- Problem details -
Print the listing below exactly.

Begin Supplied material

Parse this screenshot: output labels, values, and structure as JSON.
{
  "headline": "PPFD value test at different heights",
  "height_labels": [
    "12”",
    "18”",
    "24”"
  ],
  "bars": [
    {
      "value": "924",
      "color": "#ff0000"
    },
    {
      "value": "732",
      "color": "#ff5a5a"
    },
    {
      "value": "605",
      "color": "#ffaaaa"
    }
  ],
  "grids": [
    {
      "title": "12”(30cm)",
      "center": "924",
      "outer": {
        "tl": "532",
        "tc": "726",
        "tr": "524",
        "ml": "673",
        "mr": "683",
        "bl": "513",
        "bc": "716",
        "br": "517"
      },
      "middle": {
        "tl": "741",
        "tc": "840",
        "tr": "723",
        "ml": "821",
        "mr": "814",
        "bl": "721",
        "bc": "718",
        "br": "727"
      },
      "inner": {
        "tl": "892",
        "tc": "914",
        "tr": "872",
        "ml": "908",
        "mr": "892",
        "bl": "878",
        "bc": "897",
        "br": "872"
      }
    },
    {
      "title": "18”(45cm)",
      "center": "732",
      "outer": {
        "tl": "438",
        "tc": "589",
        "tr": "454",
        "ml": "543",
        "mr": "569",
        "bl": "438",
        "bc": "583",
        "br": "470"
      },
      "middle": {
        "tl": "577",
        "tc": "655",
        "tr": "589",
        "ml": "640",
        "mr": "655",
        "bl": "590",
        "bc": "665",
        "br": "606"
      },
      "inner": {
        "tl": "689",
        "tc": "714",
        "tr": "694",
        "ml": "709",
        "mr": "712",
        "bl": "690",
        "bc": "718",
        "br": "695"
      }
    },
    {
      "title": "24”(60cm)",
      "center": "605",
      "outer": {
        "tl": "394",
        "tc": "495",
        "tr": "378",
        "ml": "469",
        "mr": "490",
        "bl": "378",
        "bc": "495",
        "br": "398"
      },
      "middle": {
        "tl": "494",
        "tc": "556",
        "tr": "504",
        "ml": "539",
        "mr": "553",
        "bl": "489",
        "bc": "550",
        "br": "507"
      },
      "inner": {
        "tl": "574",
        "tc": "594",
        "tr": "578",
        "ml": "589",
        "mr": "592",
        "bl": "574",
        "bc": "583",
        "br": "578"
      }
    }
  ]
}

End Supplied material

- Task result -
Parse this screenshot: output labels, values, and structure as JSON.
{
  "headline": "PPFD value test at different heights",
  "height_labels": [
    "12”",
    "18”",
    "24”"
  ],
  "bars": [
    {
      "value": "924",
      "color": "#ff0000"
    },
    {
      "value": "732",
      "color": "#ff5a5a"
    },
    {
      "value": "605",
      "color": "#ffaaaa"
    }
  ],
  "grids": [
    {
      "title": "12”(30cm)",
      "center": "924",
      "outer": {
        "tl": "532",
        "tc": "726",
        "tr": "524",
        "ml": "673",
        "mr": "683",
        "bl": "513",
        "bc": "716",
        "br": "517"
      },
      "middle": {
        "tl": "741",
        "tc": "840",
        "tr": "723",
        "ml": "821",
        "mr": "814",
        "bl": "721",
        "bc": "718",
        "br": "727"
      },
      "inner": {
        "tl": "892",
        "tc": "914",
        "tr": "872",
        "ml": "908",
        "mr": "892",
        "bl": "878",
        "bc": "897",
        "br": "872"
      }
    },
    {
      "title": "18”(45cm)",
      "center": "732",
      "outer": {
        "tl": "438",
        "tc": "589",
        "tr": "454",
        "ml": "543",
        "mr": "569",
        "bl": "438",
        "bc": "583",
        "br": "470"
      },
      "middle": {
        "tl": "577",
        "tc": "655",
        "tr": "589",
        "ml": "640",
        "mr": "655",
        "bl": "590",
        "bc": "665",
        "br": "606"
      },
      "inner": {
        "tl": "689",
        "tc": "714",
        "tr": "694",
        "ml": "709",
        "mr": "712",
        "bl": "690",
        "bc": "718",
        "br": "695"
      }
    },
    {
      "title": "24”(60cm)",
      "center": "605",
      "outer": {
        "tl": "394",
        "tc": "495",
        "tr": "378",
        "ml": "469",
        "mr": "490",
        "bl": "378",
        "bc": "495",
        "br": "398"
      },
      "middle": {
        "tl": "494",
        "tc": "556",
        "tr": "504",
        "ml": "539",
        "mr": "553",
        "bl": "489",
        "bc": "550",
        "br": "507"
      },
      "inner": {
        "tl": "574",
        "tc": "594",
        "tr": "578",
        "ml": "589",
        "mr": "592",
        "bl": "574",
        "bc": "583",
        "br": "578"
      }
    }
  ]
}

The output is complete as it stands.